▸ **Problem**
Repeat each line exactly as it is written.

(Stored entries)

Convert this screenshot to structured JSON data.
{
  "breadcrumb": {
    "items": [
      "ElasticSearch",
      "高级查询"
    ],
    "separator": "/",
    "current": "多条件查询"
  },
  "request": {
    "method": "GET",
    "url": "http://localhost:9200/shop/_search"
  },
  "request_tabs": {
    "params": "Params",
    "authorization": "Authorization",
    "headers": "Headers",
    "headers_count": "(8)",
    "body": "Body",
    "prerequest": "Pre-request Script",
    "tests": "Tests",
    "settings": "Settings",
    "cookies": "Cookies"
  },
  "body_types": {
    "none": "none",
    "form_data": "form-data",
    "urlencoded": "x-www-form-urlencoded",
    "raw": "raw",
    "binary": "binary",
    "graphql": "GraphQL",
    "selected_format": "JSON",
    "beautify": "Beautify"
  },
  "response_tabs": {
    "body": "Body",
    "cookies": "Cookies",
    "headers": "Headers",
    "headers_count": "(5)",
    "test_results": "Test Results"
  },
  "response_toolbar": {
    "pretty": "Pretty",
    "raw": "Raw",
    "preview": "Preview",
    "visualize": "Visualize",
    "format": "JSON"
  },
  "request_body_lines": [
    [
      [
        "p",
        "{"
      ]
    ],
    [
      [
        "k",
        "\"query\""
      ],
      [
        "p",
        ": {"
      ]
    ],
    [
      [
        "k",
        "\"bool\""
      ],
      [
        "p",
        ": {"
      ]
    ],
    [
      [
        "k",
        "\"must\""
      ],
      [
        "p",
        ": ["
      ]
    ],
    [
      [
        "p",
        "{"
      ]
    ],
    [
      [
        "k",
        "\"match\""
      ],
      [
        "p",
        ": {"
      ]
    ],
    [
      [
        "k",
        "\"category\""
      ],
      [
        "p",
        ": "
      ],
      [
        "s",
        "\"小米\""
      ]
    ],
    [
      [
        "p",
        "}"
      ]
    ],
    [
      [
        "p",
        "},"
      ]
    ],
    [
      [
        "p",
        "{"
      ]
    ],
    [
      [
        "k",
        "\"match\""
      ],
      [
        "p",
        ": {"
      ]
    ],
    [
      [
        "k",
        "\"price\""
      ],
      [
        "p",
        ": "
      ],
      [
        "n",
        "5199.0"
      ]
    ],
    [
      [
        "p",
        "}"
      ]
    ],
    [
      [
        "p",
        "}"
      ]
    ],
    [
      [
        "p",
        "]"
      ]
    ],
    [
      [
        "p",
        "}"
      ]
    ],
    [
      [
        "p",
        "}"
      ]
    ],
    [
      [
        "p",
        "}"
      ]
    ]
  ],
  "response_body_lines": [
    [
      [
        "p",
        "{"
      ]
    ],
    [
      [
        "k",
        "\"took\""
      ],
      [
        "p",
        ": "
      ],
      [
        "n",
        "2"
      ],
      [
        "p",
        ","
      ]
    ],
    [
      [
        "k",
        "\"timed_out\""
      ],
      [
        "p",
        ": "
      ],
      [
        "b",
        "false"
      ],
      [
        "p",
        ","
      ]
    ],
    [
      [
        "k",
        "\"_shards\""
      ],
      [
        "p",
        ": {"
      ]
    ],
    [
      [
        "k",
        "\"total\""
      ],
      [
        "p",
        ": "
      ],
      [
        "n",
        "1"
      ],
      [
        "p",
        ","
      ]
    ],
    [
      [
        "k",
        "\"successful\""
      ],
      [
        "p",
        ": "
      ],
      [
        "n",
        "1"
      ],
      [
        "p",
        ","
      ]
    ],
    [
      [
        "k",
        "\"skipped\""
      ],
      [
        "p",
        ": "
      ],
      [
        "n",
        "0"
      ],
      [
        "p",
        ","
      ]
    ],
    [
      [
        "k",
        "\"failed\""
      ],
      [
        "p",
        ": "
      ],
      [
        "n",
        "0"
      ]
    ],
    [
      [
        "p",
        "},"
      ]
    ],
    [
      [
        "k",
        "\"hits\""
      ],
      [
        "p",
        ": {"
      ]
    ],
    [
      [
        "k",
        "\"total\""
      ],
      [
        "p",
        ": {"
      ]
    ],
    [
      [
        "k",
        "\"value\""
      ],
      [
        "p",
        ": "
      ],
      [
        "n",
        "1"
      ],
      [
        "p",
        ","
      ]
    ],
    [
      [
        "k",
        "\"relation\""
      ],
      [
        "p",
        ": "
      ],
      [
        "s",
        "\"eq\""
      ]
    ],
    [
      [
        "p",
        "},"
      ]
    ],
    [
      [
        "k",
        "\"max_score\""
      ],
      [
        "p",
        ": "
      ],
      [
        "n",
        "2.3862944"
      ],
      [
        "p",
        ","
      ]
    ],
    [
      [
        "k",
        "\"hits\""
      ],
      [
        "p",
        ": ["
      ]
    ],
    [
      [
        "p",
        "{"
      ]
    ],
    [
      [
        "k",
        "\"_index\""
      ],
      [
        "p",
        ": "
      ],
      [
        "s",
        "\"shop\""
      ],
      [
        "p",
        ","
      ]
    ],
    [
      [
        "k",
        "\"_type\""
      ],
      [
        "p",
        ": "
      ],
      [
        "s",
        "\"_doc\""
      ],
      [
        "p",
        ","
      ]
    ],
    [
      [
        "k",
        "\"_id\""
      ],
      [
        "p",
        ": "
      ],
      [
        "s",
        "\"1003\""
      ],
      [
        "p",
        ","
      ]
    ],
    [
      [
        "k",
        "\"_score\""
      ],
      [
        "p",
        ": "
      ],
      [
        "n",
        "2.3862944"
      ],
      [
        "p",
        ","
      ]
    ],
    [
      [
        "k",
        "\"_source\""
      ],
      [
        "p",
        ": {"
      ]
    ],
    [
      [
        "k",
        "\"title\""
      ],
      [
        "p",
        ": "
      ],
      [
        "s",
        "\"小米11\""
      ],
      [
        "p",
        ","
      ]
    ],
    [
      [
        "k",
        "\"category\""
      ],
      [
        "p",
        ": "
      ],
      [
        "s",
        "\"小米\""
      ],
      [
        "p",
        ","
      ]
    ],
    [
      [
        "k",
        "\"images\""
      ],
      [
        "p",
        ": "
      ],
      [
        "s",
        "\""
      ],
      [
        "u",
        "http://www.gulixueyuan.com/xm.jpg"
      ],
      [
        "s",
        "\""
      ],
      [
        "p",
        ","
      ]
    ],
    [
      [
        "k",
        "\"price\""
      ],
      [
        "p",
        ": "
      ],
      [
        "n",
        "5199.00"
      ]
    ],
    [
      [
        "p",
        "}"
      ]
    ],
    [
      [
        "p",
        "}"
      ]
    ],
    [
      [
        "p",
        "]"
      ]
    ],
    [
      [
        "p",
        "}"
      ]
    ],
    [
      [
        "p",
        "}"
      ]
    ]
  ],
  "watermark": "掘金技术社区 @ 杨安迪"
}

▸ **Solution to this problem**
Convert this screenshot to structured JSON data.
{
  "breadcrumb": {
    "items": [
      "ElasticSearch",
      "高级查询"
    ],
    "separator": "/",
    "current": "多条件查询"
  },
  "request": {
    "method": "GET",
    "url": "http://localhost:9200/shop/_search"
  },
  "request_tabs": {
    "params": "Params",
    "authorization": "Authorization",
    "headers": "Headers",
    "headers_count": "(8)",
    "body": "Body",
    "prerequest": "Pre-request Script",
    "tests": "Tests",
    "settings": "Settings",
    "cookies": "Cookies"
  },
  "body_types": {
    "none": "none",
    "form_data": "form-data",
    "urlencoded": "x-www-form-urlencoded",
    "raw": "raw",
    "binary": "binary",
    "graphql": "GraphQL",
    "selected_format": "JSON",
    "beautify": "Beautify"
  },
  "response_tabs": {
    "body": "Body",
    "cookies": "Cookies",
    "headers": "Headers",
    "headers_count": "(5)",
    "test_results": "Test Results"
  },
  "response_toolbar": {
    "pretty": "Pretty",
    "raw": "Raw",
    "preview": "Preview",
    "visualize": "Visualize",
    "format": "JSON"
  },
  "request_body_lines": [
    [
      [
        "p",
        "{"
      ]
    ],
    [
      [
        "k",
        "\"query\""
      ],
      [
        "p",
        ": {"
      ]
    ],
    [
      [
        "k",
        "\"bool\""
      ],
      [
        "p",
        ": {"
      ]
    ],
    [
      [
        "k",
        "\"must\""
      ],
      [
        "p",
        ": ["
      ]
    ],
    [
      [
        "p",
        "{"
      ]
    ],
    [
      [
        "k",
        "\"match\""
      ],
      [
        "p",
        ": {"
      ]
    ],
    [
      [
        "k",
        "\"category\""
      ],
      [
        "p",
        ": "
      ],
      [
        "s",
        "\"小米\""
      ]
    ],
    [
      [
        "p",
        "}"
      ]
    ],
    [
      [
        "p",
        "},"
      ]
    ],
    [
      [
        "p",
        "{"
      ]
    ],
    [
      [
        "k",
        "\"match\""
      ],
      [
        "p",
        ": {"
      ]
    ],
    [
      [
        "k",
        "\"price\""
      ],
      [
        "p",
        ": "
      ],
      [
        "n",
        "5199.0"
      ]
    ],
    [
      [
        "p",
        "}"
      ]
    ],
    [
      [
        "p",
        "}"
      ]
    ],
    [
      [
        "p",
        "]"
      ]
    ],
    [
      [
        "p",
        "}"
      ]
    ],
    [
      [
        "p",
        "}"
      ]
    ],
    [
      [
        "p",
        "}"
      ]
    ]
  ],
  "response_body_lines": [
    [
      [
        "p",
        "{"
      ]
    ],
    [
      [
        "k",
        "\"took\""
      ],
      [
        "p",
        ": "
      ],
      [
        "n",
        "2"
      ],
      [
        "p",
        ","
      ]
    ],
    [
      [
        "k",
        "\"timed_out\""
      ],
      [
        "p",
        ": "
      ],
      [
        "b",
        "false"
      ],
      [
        "p",
        ","
      ]
    ],
    [
      [
        "k",
        "\"_shards\""
      ],
      [
        "p",
        ": {"
      ]
    ],
    [
      [
        "k",
        "\"total\""
      ],
      [
        "p",
        ": "
      ],
      [
        "n",
        "1"
      ],
      [
        "p",
        ","
      ]
    ],
    [
      [
        "k",
        "\"successful\""
      ],
      [
        "p",
        ": "
      ],
      [
        "n",
        "1"
      ],
      [
        "p",
        ","
      ]
    ],
    [
      [
        "k",
        "\"skipped\""
      ],
      [
        "p",
        ": "
      ],
      [
        "n",
        "0"
      ],
      [
        "p",
        ","
      ]
    ],
    [
      [
        "k",
        "\"failed\""
      ],
      [
        "p",
        ": "
      ],
      [
        "n",
        "0"
      ]
    ],
    [
      [
        "p",
        "},"
      ]
    ],
    [
      [
        "k",
        "\"hits\""
      ],
      [
        "p",
        ": {"
      ]
    ],
    [
      [
        "k",
        "\"total\""
      ],
      [
        "p",
        ": {"
      ]
    ],
    [
      [
        "k",
        "\"value\""
      ],
      [
        "p",
        ": "
      ],
      [
        "n",
        "1"
      ],
      [
        "p",
        ","
      ]
    ],
    [
      [
        "k",
        "\"relation\""
      ],
      [
        "p",
        ": "
      ],
      [
        "s",
        "\"eq\""
      ]
    ],
    [
      [
        "p",
        "},"
      ]
    ],
    [
      [
        "k",
        "\"max_score\""
      ],
      [
        "p",
        ": "
      ],
      [
        "n",
        "2.3862944"
      ],
      [
        "p",
        ","
      ]
    ],
    [
      [
        "k",
        "\"hits\""
      ],
      [
        "p",
        ": ["
      ]
    ],
    [
      [
        "p",
        "{"
      ]
    ],
    [
      [
        "k",
        "\"_index\""
      ],
      [
        "p",
        ": "
      ],
      [
        "s",
        "\"shop\""
      ],
      [
        "p",
        ","
      ]
    ],
    [
      [
        "k",
        "\"_type\""
      ],
      [
        "p",
        ": "
      ],
      [
        "s",
        "\"_doc\""
      ],
      [
        "p",
        ","
      ]
    ],
    [
      [
        "k",
        "\"_id\""
      ],
      [
        "p",
        ": "
      ],
      [
        "s",
        "\"1003\""
      ],
      [
        "p",
        ","
      ]
    ],
    [
      [
        "k",
        "\"_score\""
      ],
      [
        "p",
        ": "
      ],
      [
        "n",
        "2.3862944"
      ],
      [
        "p",
        ","
      ]
    ],
    [
      [
        "k",
        "\"_source\""
      ],
      [
        "p",
        ": {"
      ]
    ],
    [
      [
        "k",
        "\"title\""
      ],
      [
        "p",
        ": "
      ],
      [
        "s",
        "\"小米11\""
      ],
      [
        "p",
        ","
      ]
    ],
    [
      [
        "k",
        "\"category\""
      ],
      [
        "p",
        ": "
      ],
      [
        "s",
        "\"小米\""
      ],
      [
        "p",
        ","
      ]
    ],
    [
      [
        "k",
        "\"images\""
      ],
      [
        "p",
        ": "
      ],
      [
        "s",
        "\""
      ],
      [
        "u",
        "http://www.gulixueyuan.com/xm.jpg"
      ],
      [
        "s",
        "\""
      ],
      [
        "p",
        ","
      ]
    ],
    [
      [
        "k",
        "\"price\""
      ],
      [
        "p",
        ": "
      ],
      [
        "n",
        "5199.00"
      ]
    ],
    [
      [
        "p",
        "}"
      ]
    ],
    [
      [
        "p",
        "}"
      ]
    ],
    [
      [
        "p",
        "]"
      ]
    ],
    [
      [
        "p",
        "}"
      ]
    ],
    [
      [
        "p",
        "}"
      ]
    ]
  ],
  "watermark": "掘金技术社区 @ 杨安迪"
}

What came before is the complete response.